# START OF Task input
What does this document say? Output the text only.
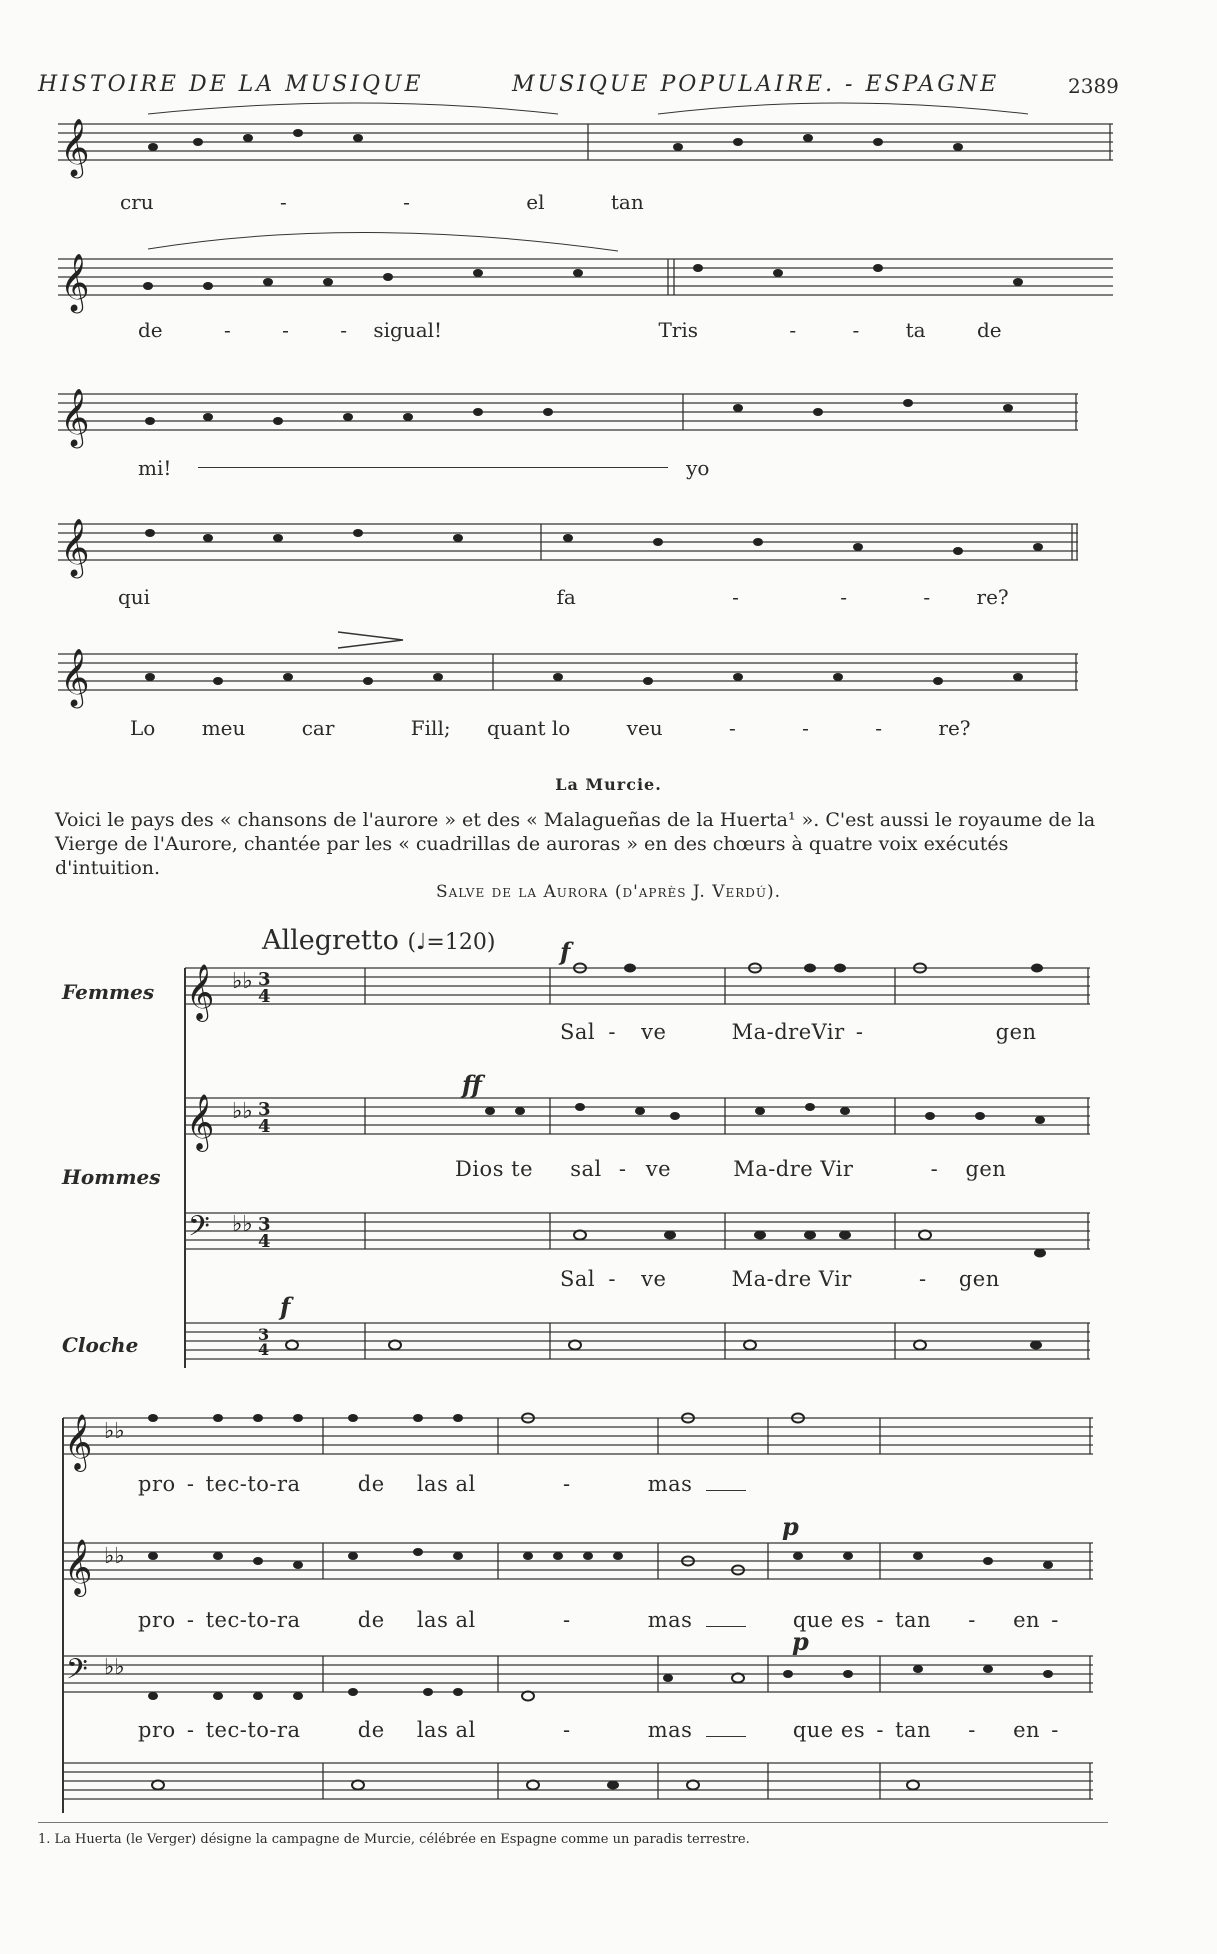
HISTOIRE DE LA MUSIQUE	MUSIQUE POPULAIRE. - ESPAGNE	2389
𝄞
cru	-	-	el	tan
𝄞
de	-	-	- sigual!	Tris	-	- ta	de
𝄞
mi!	yo
𝄞
qui	fa	-	-	- re?
𝄞
Lo meu	car	Fill; quant lo	veu	-	-	-	re?
La Murcie.
Voici le pays des « chansons de l'aurore » et des « Malagueñas de la Huerta¹ ». C'est aussi le royaume de la Vierge de l'Aurore, chantée par les « cuadrillas de auroras » en des chœurs à quatre voix exécutés d'intuition.
Salve de la Aurora (d'après J. Verdú).
Allegretto (♩=120)	f
ff
f
Femmes
Hommes
Cloche
𝄞 ♭♭ 3
4
𝄞 ♭♭ 3
4
𝄢 ♭♭ 3
4
3
4
Sal - ve	Ma-dreVir -	gen
Dios te sal - ve	Ma-dre Vir	- gen
Sal - ve	Ma-dre Vir	- gen
p
p
𝄞 ♭♭
𝄞 ♭♭
𝄢 ♭♭
pro - tec-to-ra	de las al	-	mas
pro - tec-to-ra	de las al	-	mas	que es - tan - en -
pro - tec-to-ra	de las al	-	mas	que es - tan - en -
1. La Huerta (le Verger) désigne la campagne de Murcie, célébrée en Espagne comme un paradis terrestre.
# END OF Task input
- [What you need to do]:
Check each line of the data above for the string "Murcie", then report how many lines have it, with no other words.

- [Correct response]:
2